Data extracted from a collection:
# # # # # # #

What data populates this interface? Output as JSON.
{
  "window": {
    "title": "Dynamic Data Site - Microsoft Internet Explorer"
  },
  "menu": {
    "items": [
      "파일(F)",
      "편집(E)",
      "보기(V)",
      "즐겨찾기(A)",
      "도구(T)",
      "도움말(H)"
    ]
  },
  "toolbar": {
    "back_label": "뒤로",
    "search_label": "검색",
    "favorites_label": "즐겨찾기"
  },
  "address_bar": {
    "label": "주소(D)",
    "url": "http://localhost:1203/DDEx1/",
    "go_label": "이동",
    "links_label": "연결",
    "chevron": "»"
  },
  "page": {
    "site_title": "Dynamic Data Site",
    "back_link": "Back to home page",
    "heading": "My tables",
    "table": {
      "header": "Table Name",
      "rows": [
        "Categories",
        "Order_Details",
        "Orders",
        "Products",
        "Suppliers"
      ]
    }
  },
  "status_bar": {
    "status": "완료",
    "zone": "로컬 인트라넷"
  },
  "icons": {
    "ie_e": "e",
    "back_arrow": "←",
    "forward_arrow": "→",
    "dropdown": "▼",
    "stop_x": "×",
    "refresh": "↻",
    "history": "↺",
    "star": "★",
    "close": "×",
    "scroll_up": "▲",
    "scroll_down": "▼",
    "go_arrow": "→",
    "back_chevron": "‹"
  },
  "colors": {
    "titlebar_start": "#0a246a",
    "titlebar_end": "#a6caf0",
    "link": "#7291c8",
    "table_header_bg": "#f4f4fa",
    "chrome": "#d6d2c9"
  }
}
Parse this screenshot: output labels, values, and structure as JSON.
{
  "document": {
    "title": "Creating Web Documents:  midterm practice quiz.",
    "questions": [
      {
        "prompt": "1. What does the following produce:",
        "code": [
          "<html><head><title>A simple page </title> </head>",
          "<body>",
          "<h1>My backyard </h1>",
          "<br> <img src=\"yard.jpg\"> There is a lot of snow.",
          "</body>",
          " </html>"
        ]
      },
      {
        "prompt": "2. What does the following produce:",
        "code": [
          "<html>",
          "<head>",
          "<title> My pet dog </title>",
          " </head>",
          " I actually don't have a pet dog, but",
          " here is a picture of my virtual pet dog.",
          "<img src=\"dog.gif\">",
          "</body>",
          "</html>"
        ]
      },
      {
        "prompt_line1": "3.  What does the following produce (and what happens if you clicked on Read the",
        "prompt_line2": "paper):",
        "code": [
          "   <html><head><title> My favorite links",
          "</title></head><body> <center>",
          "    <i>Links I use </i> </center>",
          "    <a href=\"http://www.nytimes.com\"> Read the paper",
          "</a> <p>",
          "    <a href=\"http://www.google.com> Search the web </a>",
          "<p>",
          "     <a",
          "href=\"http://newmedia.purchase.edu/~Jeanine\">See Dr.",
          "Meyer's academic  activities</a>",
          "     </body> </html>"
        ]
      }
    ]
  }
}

# # # # # # #

▶ [Task directions]:
Using the listing above, please repeat every entry exactly.

▶ [Full answer]:
What data populates this interface? Output as JSON.
{
  "window": {
    "title": "Dynamic Data Site - Microsoft Internet Explorer"
  },
  "menu": {
    "items": [
      "파일(F)",
      "편집(E)",
      "보기(V)",
      "즐겨찾기(A)",
      "도구(T)",
      "도움말(H)"
    ]
  },
  "toolbar": {
    "back_label": "뒤로",
    "search_label": "검색",
    "favorites_label": "즐겨찾기"
  },
  "address_bar": {
    "label": "주소(D)",
    "url": "http://localhost:1203/DDEx1/",
    "go_label": "이동",
    "links_label": "연결",
    "chevron": "»"
  },
  "page": {
    "site_title": "Dynamic Data Site",
    "back_link": "Back to home page",
    "heading": "My tables",
    "table": {
      "header": "Table Name",
      "rows": [
        "Categories",
        "Order_Details",
        "Orders",
        "Products",
        "Suppliers"
      ]
    }
  },
  "status_bar": {
    "status": "완료",
    "zone": "로컬 인트라넷"
  },
  "icons": {
    "ie_e": "e",
    "back_arrow": "←",
    "forward_arrow": "→",
    "dropdown": "▼",
    "stop_x": "×",
    "refresh": "↻",
    "history": "↺",
    "star": "★",
    "close": "×",
    "scroll_up": "▲",
    "scroll_down": "▼",
    "go_arrow": "→",
    "back_chevron": "‹"
  },
  "colors": {
    "titlebar_start": "#0a246a",
    "titlebar_end": "#a6caf0",
    "link": "#7291c8",
    "table_header_bg": "#f4f4fa",
    "chrome": "#d6d2c9"
  }
}
Parse this screenshot: output labels, values, and structure as JSON.
{
  "document": {
    "title": "Creating Web Documents:  midterm practice quiz.",
    "questions": [
      {
        "prompt": "1. What does the following produce:",
        "code": [
          "<html><head><title>A simple page </title> </head>",
          "<body>",
          "<h1>My backyard </h1>",
          "<br> <img src=\"yard.jpg\"> There is a lot of snow.",
          "</body>",
          " </html>"
        ]
      },
      {
        "prompt": "2. What does the following produce:",
        "code": [
          "<html>",
          "<head>",
          "<title> My pet dog </title>",
          " </head>",
          " I actually don't have a pet dog, but",
          " here is a picture of my virtual pet dog.",
          "<img src=\"dog.gif\">",
          "</body>",
          "</html>"
        ]
      },
      {
        "prompt_line1": "3.  What does the following produce (and what happens if you clicked on Read the",
        "prompt_line2": "paper):",
        "code": [
          "   <html><head><title> My favorite links",
          "</title></head><body> <center>",
          "    <i>Links I use </i> </center>",
          "    <a href=\"http://www.nytimes.com\"> Read the paper",
          "</a> <p>",
          "    <a href=\"http://www.google.com> Search the web </a>",
          "<p>",
          "     <a",
          "href=\"http://newmedia.purchase.edu/~Jeanine\">See Dr.",
          "Meyer's academic  activities</a>",
          "     </body> </html>"
        ]
      }
    ]
  }
}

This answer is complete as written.